=== WORK REQUIRED ===
Look through the material below and count the lines with the string "name". Report only the count.

=== DATA FOR THIS TASK ===
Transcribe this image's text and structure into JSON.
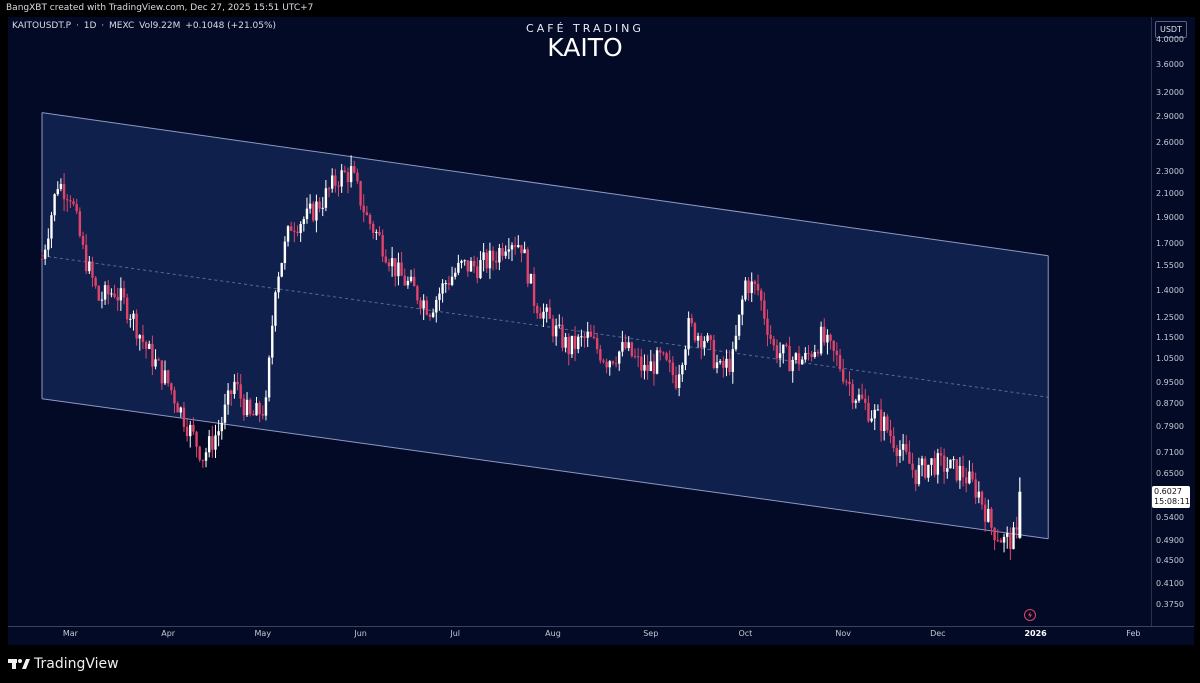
{
  "header": {
    "creator_line": "BangXBT created with TradingView.com, Dec 27, 2025 15:51 UTC+7",
    "symbol": "KAITOUSDT.P",
    "separator1": "·",
    "interval": "1D",
    "separator2": "·",
    "exchange": "MEXC",
    "volume": "Vol9.22M",
    "change": "+0.1048 (+21.05%)"
  },
  "watermark": {
    "brand": "CAFÉ TRADING",
    "coin": "KAITO"
  },
  "price_axis": {
    "unit": "USDT",
    "labels": [
      "4.0000",
      "3.6000",
      "3.2000",
      "2.9000",
      "2.6000",
      "2.3000",
      "2.1000",
      "1.9000",
      "1.7000",
      "1.5500",
      "1.4000",
      "1.2500",
      "1.1500",
      "1.0500",
      "0.9500",
      "0.8700",
      "0.7900",
      "0.7100",
      "0.6500",
      "0.5900",
      "0.5400",
      "0.4900",
      "0.4500",
      "0.4100",
      "0.3750"
    ],
    "current_price": "0.6027",
    "countdown": "15:08:11"
  },
  "time_axis": {
    "labels": [
      "Mar",
      "Apr",
      "May",
      "Jun",
      "Jul",
      "Aug",
      "Sep",
      "Oct",
      "Nov",
      "Dec",
      "2026",
      "Feb"
    ]
  },
  "footer": {
    "logo_text": "TradingView"
  },
  "colors": {
    "background": "#030a26",
    "up_candle": "#ffffff",
    "down_candle": "#e0446a",
    "channel_fill": "#14285a",
    "channel_line": "#8d99c4"
  },
  "icons": [
    "tradingview-logo-icon",
    "flash-icon"
  ],
  "chart_data": {
    "type": "candlestick",
    "symbol": "KAITOUSDT.P",
    "interval": "1D",
    "yscale": "log",
    "x_range": [
      "2025-02-20",
      "2026-02-05"
    ],
    "y_range": [
      0.35,
      4.1
    ],
    "channel": {
      "upper": [
        [
          "2025-02-20",
          2.95
        ],
        [
          "2026-01-05",
          1.62
        ]
      ],
      "lower": [
        [
          "2025-02-20",
          0.89
        ],
        [
          "2026-01-05",
          0.495
        ]
      ]
    },
    "approx_daily_closes": [
      [
        "2025-02-20",
        1.6
      ],
      [
        "2025-02-25",
        2.2
      ],
      [
        "2025-03-01",
        2.1
      ],
      [
        "2025-03-05",
        1.65
      ],
      [
        "2025-03-10",
        1.35
      ],
      [
        "2025-03-15",
        1.4
      ],
      [
        "2025-03-20",
        1.28
      ],
      [
        "2025-03-25",
        1.1
      ],
      [
        "2025-04-01",
        0.95
      ],
      [
        "2025-04-07",
        0.8
      ],
      [
        "2025-04-12",
        0.7
      ],
      [
        "2025-04-17",
        0.78
      ],
      [
        "2025-04-22",
        0.95
      ],
      [
        "2025-04-27",
        0.82
      ],
      [
        "2025-05-02",
        0.86
      ],
      [
        "2025-05-05",
        1.45
      ],
      [
        "2025-05-10",
        1.85
      ],
      [
        "2025-05-15",
        1.9
      ],
      [
        "2025-05-20",
        2.05
      ],
      [
        "2025-05-25",
        2.25
      ],
      [
        "2025-05-29",
        2.3
      ],
      [
        "2025-06-03",
        1.9
      ],
      [
        "2025-06-08",
        1.7
      ],
      [
        "2025-06-13",
        1.5
      ],
      [
        "2025-06-18",
        1.4
      ],
      [
        "2025-06-23",
        1.3
      ],
      [
        "2025-06-28",
        1.45
      ],
      [
        "2025-07-03",
        1.55
      ],
      [
        "2025-07-08",
        1.55
      ],
      [
        "2025-07-13",
        1.6
      ],
      [
        "2025-07-18",
        1.75
      ],
      [
        "2025-07-22",
        1.7
      ],
      [
        "2025-07-26",
        1.35
      ],
      [
        "2025-08-01",
        1.2
      ],
      [
        "2025-08-06",
        1.1
      ],
      [
        "2025-08-12",
        1.15
      ],
      [
        "2025-08-18",
        1.05
      ],
      [
        "2025-08-24",
        1.1
      ],
      [
        "2025-08-30",
        1.0
      ],
      [
        "2025-09-04",
        1.05
      ],
      [
        "2025-09-09",
        0.97
      ],
      [
        "2025-09-13",
        1.2
      ],
      [
        "2025-09-18",
        1.15
      ],
      [
        "2025-09-23",
        1.0
      ],
      [
        "2025-09-27",
        1.05
      ],
      [
        "2025-10-01",
        1.45
      ],
      [
        "2025-10-05",
        1.4
      ],
      [
        "2025-10-10",
        1.1
      ],
      [
        "2025-10-15",
        1.05
      ],
      [
        "2025-10-20",
        1.05
      ],
      [
        "2025-10-25",
        1.15
      ],
      [
        "2025-10-30",
        1.05
      ],
      [
        "2025-11-04",
        0.92
      ],
      [
        "2025-11-09",
        0.85
      ],
      [
        "2025-11-14",
        0.8
      ],
      [
        "2025-11-19",
        0.72
      ],
      [
        "2025-11-24",
        0.65
      ],
      [
        "2025-11-29",
        0.68
      ],
      [
        "2025-12-04",
        0.67
      ],
      [
        "2025-12-09",
        0.65
      ],
      [
        "2025-12-14",
        0.6
      ],
      [
        "2025-12-18",
        0.52
      ],
      [
        "2025-12-22",
        0.49
      ],
      [
        "2025-12-26",
        0.497
      ],
      [
        "2025-12-27",
        0.6027
      ]
    ]
  }
}
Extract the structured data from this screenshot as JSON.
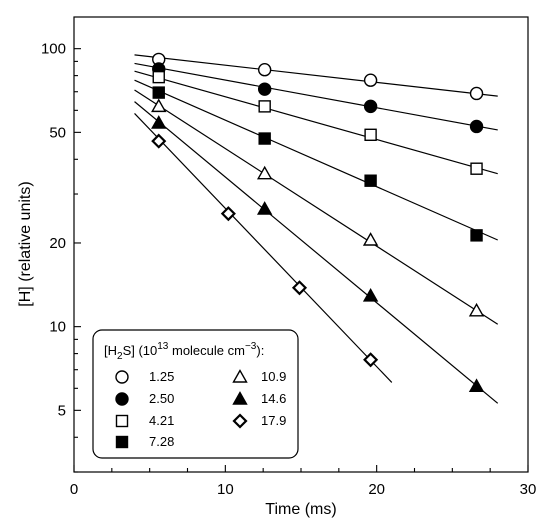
{
  "chart_data": {
    "type": "scatter",
    "title": "",
    "xlabel": "Time (ms)",
    "ylabel": "[H] (relative units)",
    "xlim": [
      0,
      30
    ],
    "ylim": [
      3,
      130
    ],
    "y_scale": "log",
    "grid": false,
    "x_ticks": [
      0,
      10,
      20,
      30
    ],
    "y_ticks": [
      5,
      10,
      20,
      50,
      100
    ],
    "legend": {
      "title_parts": {
        "open_bracket": "[H",
        "sub": "2",
        "close_bracket": "S] (10",
        "sup1": "13",
        "units": " molecule cm",
        "sup2": "−3",
        "end": "):"
      },
      "placement": "bottom-left"
    },
    "series": [
      {
        "name": "1.25",
        "marker": "open-circle",
        "points": [
          [
            5.6,
            91.5
          ],
          [
            12.6,
            84
          ],
          [
            19.6,
            77
          ],
          [
            26.6,
            69
          ]
        ],
        "fit": [
          [
            4,
            95
          ],
          [
            28,
            67.5
          ]
        ]
      },
      {
        "name": "2.50",
        "marker": "filled-circle",
        "points": [
          [
            5.6,
            84.5
          ],
          [
            12.6,
            71.5
          ],
          [
            19.6,
            62
          ],
          [
            26.6,
            52.5
          ]
        ],
        "fit": [
          [
            4,
            88.5
          ],
          [
            28,
            51
          ]
        ]
      },
      {
        "name": "4.21",
        "marker": "open-square",
        "points": [
          [
            5.6,
            79
          ],
          [
            12.6,
            62
          ],
          [
            19.6,
            49
          ],
          [
            26.6,
            37
          ]
        ],
        "fit": [
          [
            4,
            83
          ],
          [
            28,
            35.5
          ]
        ]
      },
      {
        "name": "7.28",
        "marker": "filled-square",
        "points": [
          [
            5.6,
            69.5
          ],
          [
            12.6,
            47.5
          ],
          [
            19.6,
            33.5
          ],
          [
            26.6,
            21.3
          ]
        ],
        "fit": [
          [
            4,
            77
          ],
          [
            28,
            20.5
          ]
        ]
      },
      {
        "name": "10.9",
        "marker": "open-triangle",
        "points": [
          [
            5.6,
            62
          ],
          [
            12.6,
            35.5
          ],
          [
            19.6,
            20.5
          ],
          [
            26.6,
            11.4
          ]
        ],
        "fit": [
          [
            4,
            71
          ],
          [
            28,
            10.2
          ]
        ]
      },
      {
        "name": "14.6",
        "marker": "filled-triangle",
        "points": [
          [
            5.6,
            54
          ],
          [
            12.6,
            26.5
          ],
          [
            19.6,
            12.9
          ],
          [
            26.6,
            6.1
          ]
        ],
        "fit": [
          [
            4,
            64.5
          ],
          [
            28,
            5.3
          ]
        ]
      },
      {
        "name": "17.9",
        "marker": "open-diamond",
        "points": [
          [
            5.6,
            46.5
          ],
          [
            10.2,
            25.5
          ],
          [
            14.9,
            13.8
          ],
          [
            19.6,
            7.6
          ]
        ],
        "fit": [
          [
            4,
            58.5
          ],
          [
            21,
            6.3
          ]
        ]
      }
    ]
  }
}
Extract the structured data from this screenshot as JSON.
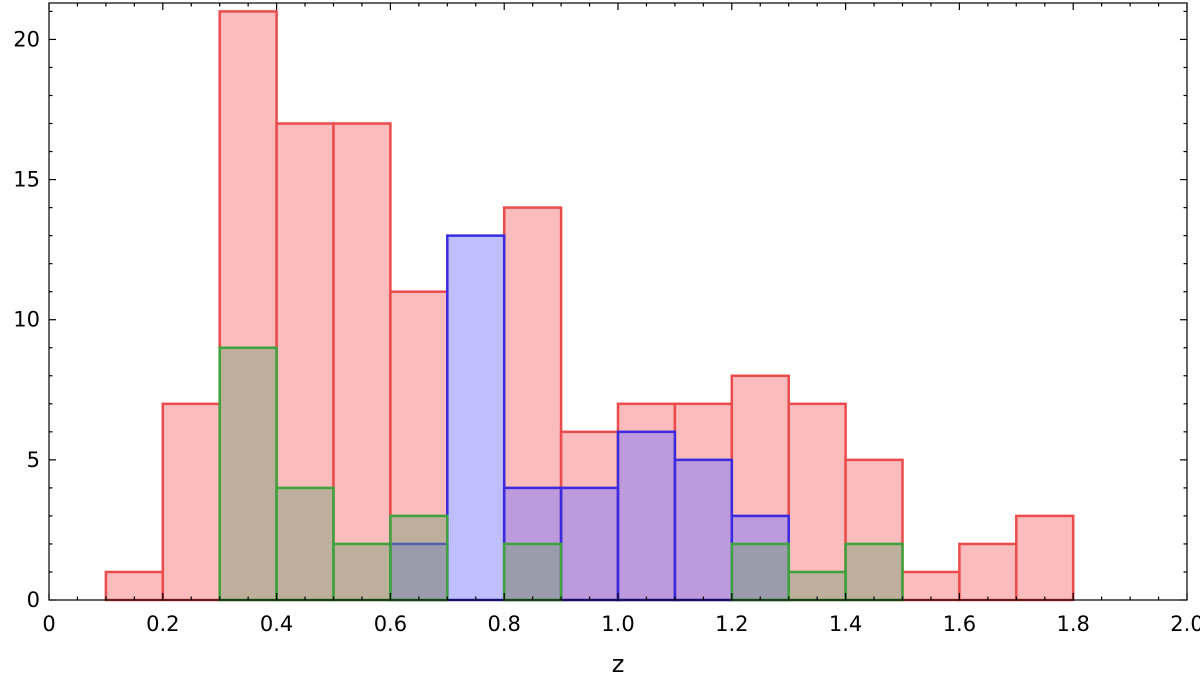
{
  "chart_data": {
    "type": "bar",
    "title": "",
    "xlabel": "z",
    "ylabel": "",
    "xlim": [
      0,
      2.0
    ],
    "ylim": [
      0,
      21.3
    ],
    "bin_width": 0.1,
    "bin_starts": [
      0.1,
      0.2,
      0.3,
      0.4,
      0.5,
      0.6,
      0.7,
      0.8,
      0.9,
      1.0,
      1.1,
      1.2,
      1.3,
      1.4,
      1.5,
      1.6,
      1.7
    ],
    "x_ticks": [
      0,
      0.2,
      0.4,
      0.6,
      0.8,
      1.0,
      1.2,
      1.4,
      1.6,
      1.8,
      2.0
    ],
    "x_tick_labels": [
      "0",
      "0.2",
      "0.4",
      "0.6",
      "0.8",
      "1.0",
      "1.2",
      "1.4",
      "1.6",
      "1.8",
      "2.0"
    ],
    "y_ticks": [
      0,
      5,
      10,
      15,
      20
    ],
    "y_tick_labels": [
      "0",
      "5",
      "10",
      "15",
      "20"
    ],
    "grid": false,
    "legend": "none",
    "series": [
      {
        "values": [
          1,
          7,
          21,
          17,
          17,
          11,
          0,
          14,
          6,
          7,
          7,
          8,
          7,
          5,
          1,
          2,
          3
        ],
        "fill": "#fbbcbd",
        "stroke": "#ec4b4b",
        "fill_opacity": 1
      },
      {
        "values": [
          0,
          0,
          0,
          0,
          0,
          2,
          13,
          4,
          4,
          6,
          5,
          3,
          0,
          0,
          0,
          0,
          0
        ],
        "fill": "#7070ff",
        "stroke": "#3a2ae0",
        "fill_opacity": 0.45
      },
      {
        "values": [
          0,
          0,
          9,
          4,
          2,
          3,
          0,
          2,
          0,
          0,
          0,
          2,
          1,
          2,
          0,
          0,
          0
        ],
        "fill": "#70a070",
        "stroke": "#3da33d",
        "fill_opacity": 0.45
      }
    ]
  }
}
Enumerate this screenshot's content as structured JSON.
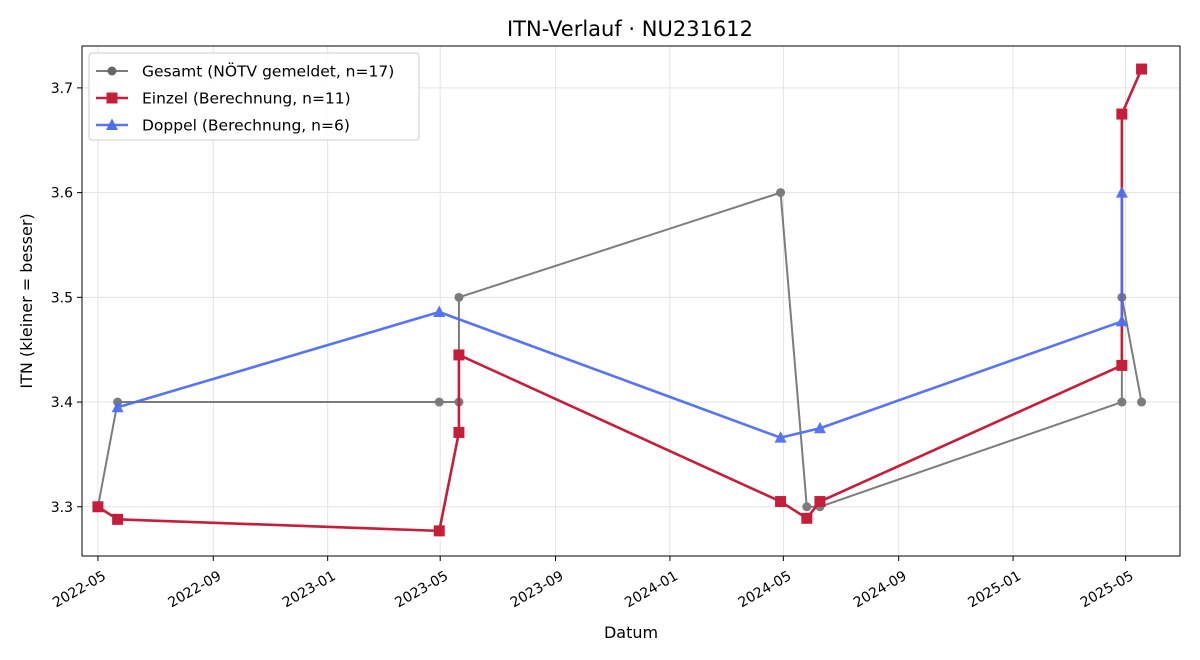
{
  "chart_data": {
    "type": "line",
    "title": "ITN-Verlauf · NU231612",
    "xlabel": "Datum",
    "ylabel": "ITN  (kleiner = besser)",
    "x_ticks": [
      "2022-05",
      "2022-09",
      "2023-01",
      "2023-05",
      "2023-09",
      "2024-01",
      "2024-05",
      "2024-09",
      "2025-01",
      "2025-05"
    ],
    "y_ticks": [
      3.3,
      3.4,
      3.5,
      3.6,
      3.7
    ],
    "xlim": [
      "2022-04-14",
      "2025-06-28"
    ],
    "ylim": [
      3.253,
      3.74
    ],
    "grid": true,
    "legend_position": "top-left",
    "series": [
      {
        "name": "Gesamt (NÖTV gemeldet, n=17)",
        "color": "#666666",
        "marker": "circle",
        "points": [
          {
            "x": "2022-05-01",
            "y": 3.3
          },
          {
            "x": "2022-05-22",
            "y": 3.4
          },
          {
            "x": "2023-04-30",
            "y": 3.4
          },
          {
            "x": "2023-05-21",
            "y": 3.4
          },
          {
            "x": "2023-05-21",
            "y": 3.5
          },
          {
            "x": "2024-04-28",
            "y": 3.6
          },
          {
            "x": "2024-05-26",
            "y": 3.3
          },
          {
            "x": "2024-06-09",
            "y": 3.3
          },
          {
            "x": "2025-04-27",
            "y": 3.4
          },
          {
            "x": "2025-04-27",
            "y": 3.5
          },
          {
            "x": "2025-05-18",
            "y": 3.4
          }
        ]
      },
      {
        "name": "Einzel (Berechnung, n=11)",
        "color": "#c41e3a",
        "marker": "square",
        "points": [
          {
            "x": "2022-05-01",
            "y": 3.3
          },
          {
            "x": "2022-05-22",
            "y": 3.288
          },
          {
            "x": "2023-04-30",
            "y": 3.277
          },
          {
            "x": "2023-05-21",
            "y": 3.371
          },
          {
            "x": "2023-05-21",
            "y": 3.445
          },
          {
            "x": "2024-04-28",
            "y": 3.305
          },
          {
            "x": "2024-05-26",
            "y": 3.289
          },
          {
            "x": "2024-06-09",
            "y": 3.305
          },
          {
            "x": "2025-04-27",
            "y": 3.435
          },
          {
            "x": "2025-04-27",
            "y": 3.675
          },
          {
            "x": "2025-05-18",
            "y": 3.718
          }
        ]
      },
      {
        "name": "Doppel (Berechnung, n=6)",
        "color": "#4f6ef0",
        "marker": "triangle",
        "points": [
          {
            "x": "2022-05-22",
            "y": 3.395
          },
          {
            "x": "2023-04-30",
            "y": 3.486
          },
          {
            "x": "2024-04-28",
            "y": 3.366
          },
          {
            "x": "2024-06-09",
            "y": 3.375
          },
          {
            "x": "2025-04-27",
            "y": 3.477
          },
          {
            "x": "2025-04-27",
            "y": 3.6
          }
        ]
      }
    ]
  }
}
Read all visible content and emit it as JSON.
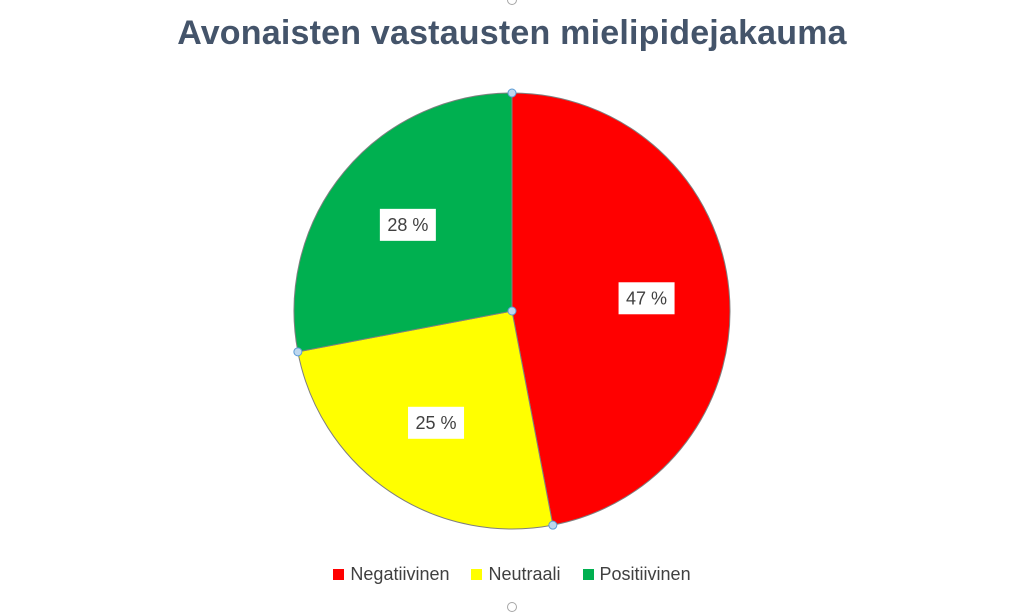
{
  "chart_data": {
    "type": "pie",
    "title": "Avonaisten vastausten mielipidejakauma",
    "categories": [
      "Negatiivinen",
      "Neutraali",
      "Positiivinen"
    ],
    "values": [
      47,
      25,
      28
    ],
    "value_labels": [
      "47 %",
      "25 %",
      "28 %"
    ],
    "colors": [
      "#ff0000",
      "#ffff00",
      "#00b050"
    ],
    "start_angle": "12 o'clock",
    "direction": "clockwise",
    "legend_position": "bottom"
  }
}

=== SOLUTION FOR THIS PROBLEM ===
10